──────── SUPPLIED RECORDS ────────
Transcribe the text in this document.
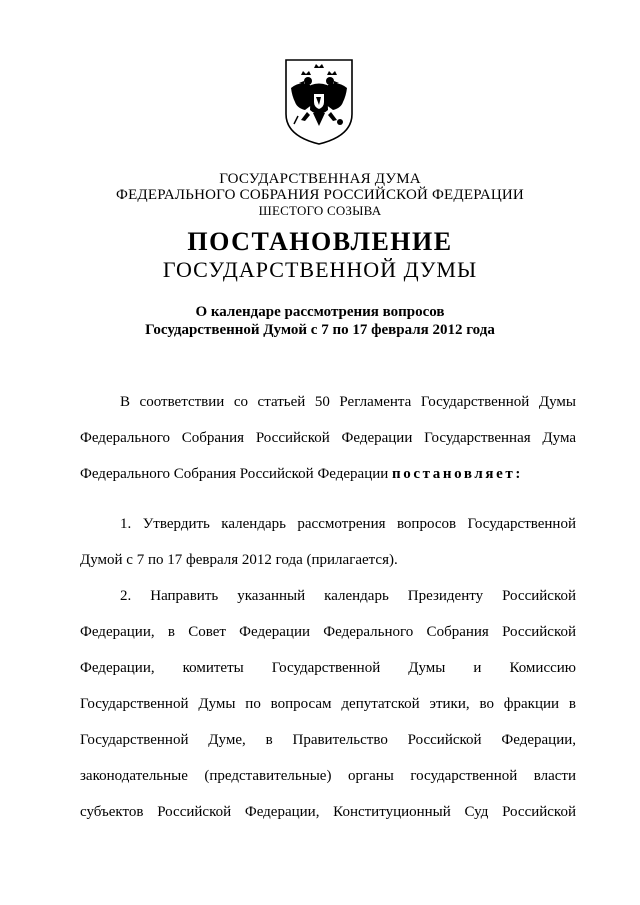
ГОСУДАРСТВЕННАЯ ДУМА
ФЕДЕРАЛЬНОГО СОБРАНИЯ РОССИЙСКОЙ ФЕДЕРАЦИИ
ШЕСТОГО СОЗЫВА
ПОСТАНОВЛЕНИЕ
ГОСУДАРСТВЕННОЙ ДУМЫ
О календаре рассмотрения вопросов
Государственной Думой с 7 по 17 февраля 2012 года
В соответствии со статьей 50 Регламента Государственной Думы
Федерального Собрания Российской Федерации Государственная Дума
Федерального Собрания Российской Федерации постановляет:
1. Утвердить календарь рассмотрения вопросов Государственной
Думой с 7 по 17 февраля 2012 года (прилагается).
2. Направить указанный календарь Президенту Российской
Федерации, в Совет Федерации Федерального Собрания Российской
Федерации, комитеты Государственной Думы и Комиссию
Государственной Думы по вопросам депутатской этики, во фракции в
Государственной Думе, в Правительство Российской Федерации,
законодательные (представительные) органы государственной власти
субъектов Российской Федерации, Конституционный Суд Российской
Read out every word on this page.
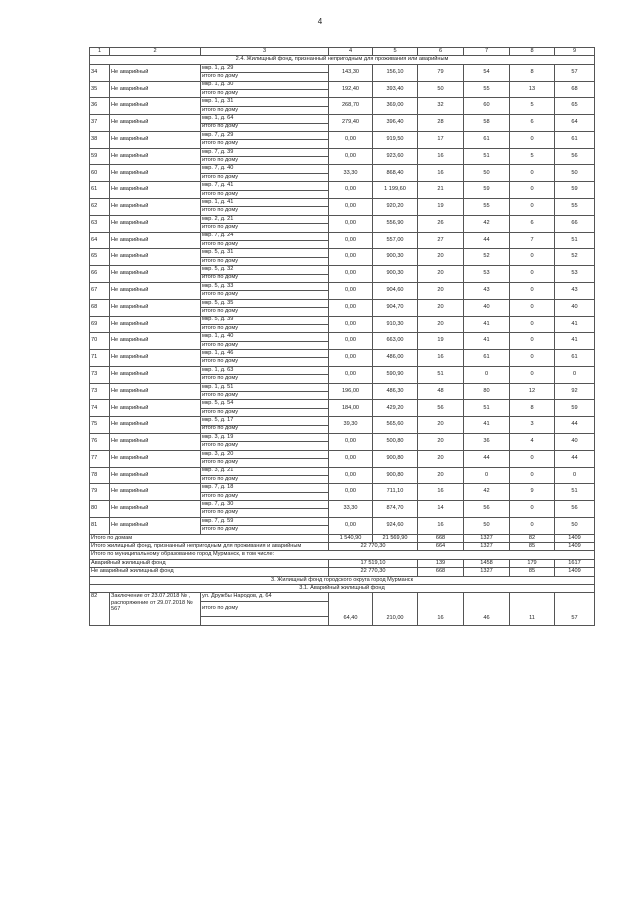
4
1	2	3	4	5	6	7	8	9
2.4. Жилищный фонд, признанный непригодным для проживания или аварийным								
34	Не аварийный	мкр. 1, д. 29	143,30	156,10	79	54	8	57
		итого по дому						
35	Не аварийный	мкр. 1, д. 30	192,40	393,40	50	55	13	68
		итого по дому						
36	Не аварийный	мкр. 1, д. 31	268,70	369,00	32	60	5	65
		итого по дому						
37	Не аварийный	мкр. 1, д. 64	279,40	396,40	28	58	6	64
		итого по дому						
38	Не аварийный	мкр. 7, д. 29	0,00	919,50	17	61	0	61
		итого по дому						
59	Не аварийный	мкр. 7, д. 39	0,00	923,60	16	51	5	56
		итого по дому						
60	Не аварийный	мкр. 7, д. 40	33,30	868,40	16	50	0	50
		итого по дому						
61	Не аварийный	мкр. 7, д. 41	0,00	1 199,60	21	59	0	59
		итого по дому						
62	Не аварийный	мкр. 1, д. 41	0,00	920,20	19	55	0	55
		итого по дому						
63	Не аварийный	мкр. 2, д. 21	0,00	556,90	26	42	6	66
		итого по дому						
64	Не аварийный	мкр. 7, д. 24	0,00	557,00	27	44	7	51
		итого по дому						
65	Не аварийный	мкр. 5, д. 31	0,00	900,30	20	52	0	52
		итого по дому						
66	Не аварийный	мкр. 5, д. 32	0,00	900,30	20	53	0	53
		итого по дому						
67	Не аварийный	мкр. 5, д. 33	0,00	904,60	20	43	0	43
		итого по дому						
68	Не аварийный	мкр. 5, д. 35	0,00	904,70	20	40	0	40
		итого по дому						
69	Не аварийный	мкр. 5, д. 39	0,00	910,30	20	41	0	41
		итого по дому						
70	Не аварийный	мкр. 1, д. 40	0,00	663,00	19	41	0	41
		итого по дому						
71	Не аварийный	мкр. 1, д. 46	0,00	486,00	16	61	0	61
		итого по дому						
73	Не аварийный	мкр. 1, д. 63	0,00	590,90	51	0	0	0
		итого по дому						
73	Не аварийный	мкр. 1, д. 51	196,00	486,30	48	80	12	92
		итого по дому						
74	Не аварийный	мкр. 5, д. 54	184,00	429,20	56	51	8	59
		итого по дому						
75	Не аварийный	мкр. 5, д. 17	39,30	565,60	20	41	3	44
		итого по дому						
76	Не аварийный	мкр. 3, д. 19	0,00	500,80	20	36	4	40
		итого по дому						
77	Не аварийный	мкр. 3, д. 20	0,00	900,80	20	44	0	44
		итого по дому						
78	Не аварийный	мкр. 3, д. 21	0,00	900,80	20	0	0	0
		итого по дому						
79	Не аварийный	мкр. 7, д. 18	0,00	711,10	16	42	9	51
		итого по дому						
80	Не аварийный	мкр. 7, д. 30	33,30	874,70	14	56	0	56
		итого по дому						
81	Не аварийный	мкр. 7, д. 59	0,00	924,60	16	50	0	50
		итого по дому						
Итого по домам			1 540,90	21 569,90	668	1327	82	1409
Итого жилищный фонд, признанный непригодным для проживания и аварийным			22 770,30		664	1327	85	1409
Итого по муниципальному образованию город Мурманск, в том числе:								
Аварийный жилищный фонд			17 519,10		139	1458	179	1617
Не аварийный жилищный фонд			22 770,30		668	1327	85	1409
3. Жилищный фонд городского округа город Мурманск								
3.1. Аварийный жилищный фонд								
82	Заключение от 23.07.2018 № , распоряжение от 29.07.2018 № 567	ул. Дружбы Народов, д. 64	64,40	210,00	16	46	11	57
		итого по дому						
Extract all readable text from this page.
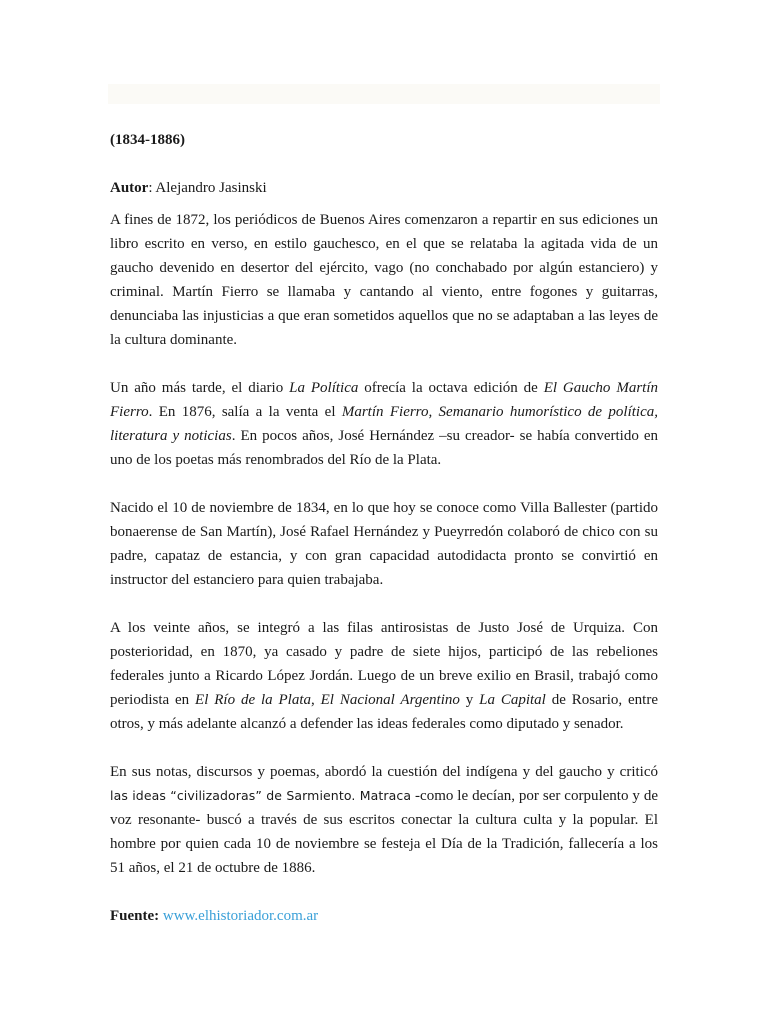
(1834-1886)

Autor: Alejandro Jasinski

A fines de 1872, los periódicos de Buenos Aires comenzaron a repartir en sus ediciones un libro escrito en verso, en estilo gauchesco, en el que se relataba la agitada vida de un gaucho devenido en desertor del ejército, vago (no conchabado por algún estanciero) y criminal. Martín Fierro se llamaba y cantando al viento, entre fogones y guitarras, denunciaba las injusticias a que eran sometidos aquellos que no se adaptaban a las leyes de la cultura dominante.

Un año más tarde, el diario La Política ofrecía la octava edición de El Gaucho Martín Fierro. En 1876, salía a la venta el Martín Fierro, Semanario humorístico de política, literatura y noticias. En pocos años, José Hernández –su creador- se había convertido en uno de los poetas más renombrados del Río de la Plata.

Nacido el 10 de noviembre de 1834, en lo que hoy se conoce como Villa Ballester (partido bonaerense de San Martín), José Rafael Hernández y Pueyrredón colaboró de chico con su padre, capataz de estancia, y con gran capacidad autodidacta pronto se convirtió en instructor del estanciero para quien trabajaba.

A los veinte años, se integró a las filas antirosistas de Justo José de Urquiza. Con posterioridad, en 1870, ya casado y padre de siete hijos, participó de las rebeliones federales junto a Ricardo López Jordán. Luego de un breve exilio en Brasil, trabajó como periodista en El Río de la Plata, El Nacional Argentino y La Capital de Rosario, entre otros, y más adelante alcanzó a defender las ideas federales como diputado y senador.

En sus notas, discursos y poemas, abordó la cuestión del indígena y del gaucho y criticó las ideas “civilizadoras” de Sarmiento. Matraca -como le decían, por ser corpulento y de voz resonante- buscó a través de sus escritos conectar la cultura culta y la popular. El hombre por quien cada 10 de noviembre se festeja el Día de la Tradición, fallecería a los 51 años, el 21 de octubre de 1886.

Fuente: www.elhistoriador.com.ar
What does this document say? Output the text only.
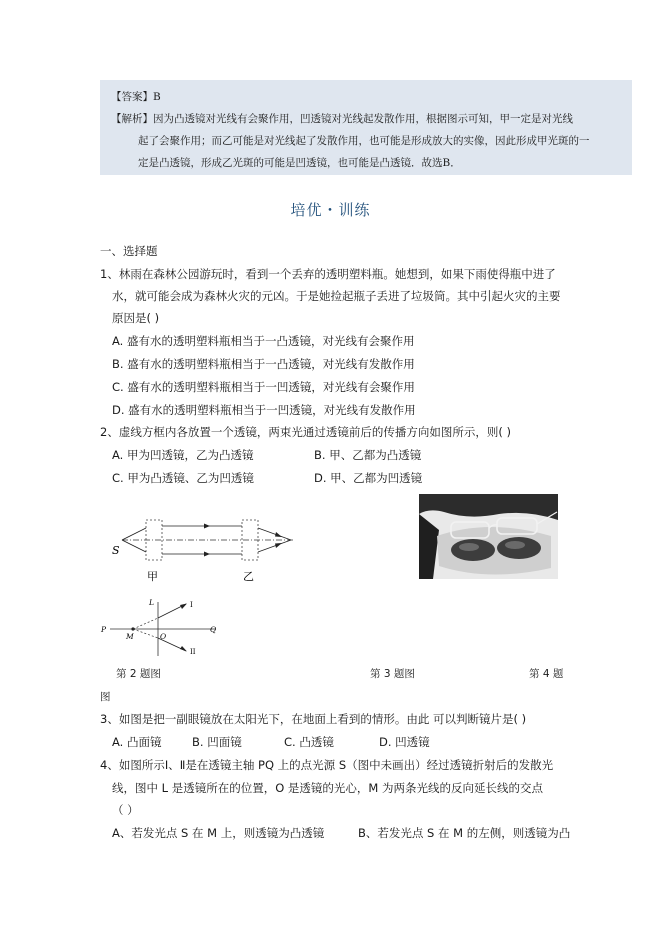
【答案】B
【解析】因为凸透镜对光线有会聚作用，凹透镜对光线起发散作用，根据图示可知，甲一定是对光线
起了会聚作用；而乙可能是对光线起了发散作用，也可能是形成放大的实像，因此形成甲光斑的一
定是凸透镜，形成乙光斑的可能是凹透镜，也可能是凸透镜．故选B．
培优・训练
一、选择题
1、林雨在森林公园游玩时，看到一个丢弃的透明塑料瓶。她想到，如果下雨使得瓶中进了
水，就可能会成为森林火灾的元凶。于是她捡起瓶子丢进了垃圾筒。其中引起火灾的主要
原因是( )
A. 盛有水的透明塑料瓶相当于一凸透镜，对光线有会聚作用
B. 盛有水的透明塑料瓶相当于一凸透镜，对光线有发散作用
C. 盛有水的透明塑料瓶相当于一凹透镜，对光线有会聚作用
D. 盛有水的透明塑料瓶相当于一凹透镜，对光线有发散作用
2、虚线方框内各放置一个透镜，两束光通过透镜前后的传播方向如图所示，则( )
A. 甲为凹透镜，乙为凸透镜	B. 甲、乙都为凸透镜
C. 甲为凸透镜、乙为凹透镜	D. 甲、乙都为凹透镜
S
甲	乙
P	Q
L
M	O
I
II
第 2 题图	第 3 题图	第 4 题
图
3、如图是把一副眼镜放在太阳光下，在地面上看到的情形。由此 可以判断镜片是( )
A. 凸面镜	B. 凹面镜	C. 凸透镜	D. 凹透镜
4、如图所示Ⅰ、Ⅱ是在透镜主轴 PQ 上的点光源 S（图中未画出）经过透镜折射后的发散光
线，图中 L 是透镜所在的位置，O 是透镜的光心，M 为两条光线的反向延长线的交点
（ ）
A、若发光点 S 在 M 上，则透镜为凸透镜	B、若发光点 S 在 M 的左侧，则透镜为凸
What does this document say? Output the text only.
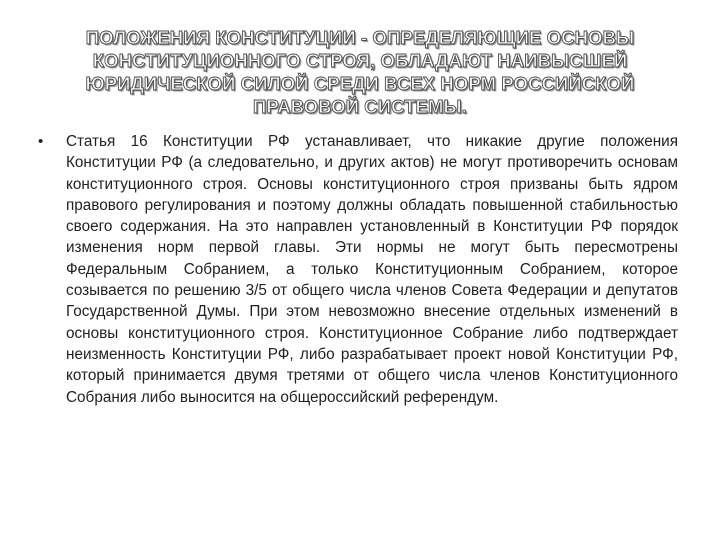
ПОЛОЖЕНИЯ КОНСТИТУЦИИ - ОПРЕДЕЛЯЮЩИЕ ОСНОВЫ
КОНСТИТУЦИОННОГО СТРОЯ, ОБЛАДАЮТ НАИВЫСШЕЙ
ЮРИДИЧЕСКОЙ СИЛОЙ СРЕДИ ВСЕХ НОРМ РОССИЙСКОЙ
ПРАВОВОЙ СИСТЕМЫ.
• Статья 16 Конституции РФ устанавливает, что никакие другие положения Конституции РФ (а следовательно, и других актов) не могут противоречить основам конституционного строя. Основы конституционного строя призваны быть ядром правового регулирования и поэтому должны обладать повышенной стабильностью своего содержания. На это направлен установленный в Конституции РФ порядок изменения норм первой главы. Эти нормы не могут быть пересмотрены Федеральным Собранием, а только Конституционным Собранием, которое созывается по решению 3/5 от общего числа членов Совета Федерации и депутатов Государственной Думы. При этом невозможно внесение отдельных изменений в основы конституционного строя. Конституционное Собрание либо подтверждает неизменность Конституции РФ, либо разрабатывает проект новой Конституции РФ, который принимается двумя третями от общего числа членов Конституционного Собрания либо выносится на общероссийский референдум.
────────
Search the entries for the string "Fierro" and collect each line that has it.

## EXERCISE ANSWER
A fines de 1872, los periódicos de Buenos Aires comenzaron a repartir en sus ediciones un libro escrito en verso, en estilo gauchesco, en el que se relataba la agitada vida de un gaucho devenido en desertor del ejército, vago (no conchabado por algún estanciero) y criminal. Martín Fierro se llamaba y cantando al viento, entre fogones y guitarras, denunciaba las injusticias a que eran sometidos aquellos que no se adaptaban a las leyes de la cultura dominante.
Un año más tarde, el diario La Política ofrecía la octava edición de El Gaucho Martín Fierro. En 1876, salía a la venta el Martín Fierro, Semanario humorístico de política, literatura y noticias. En pocos años, José Hernández –su creador- se había convertido en uno de los poetas más renombrados del Río de la Plata.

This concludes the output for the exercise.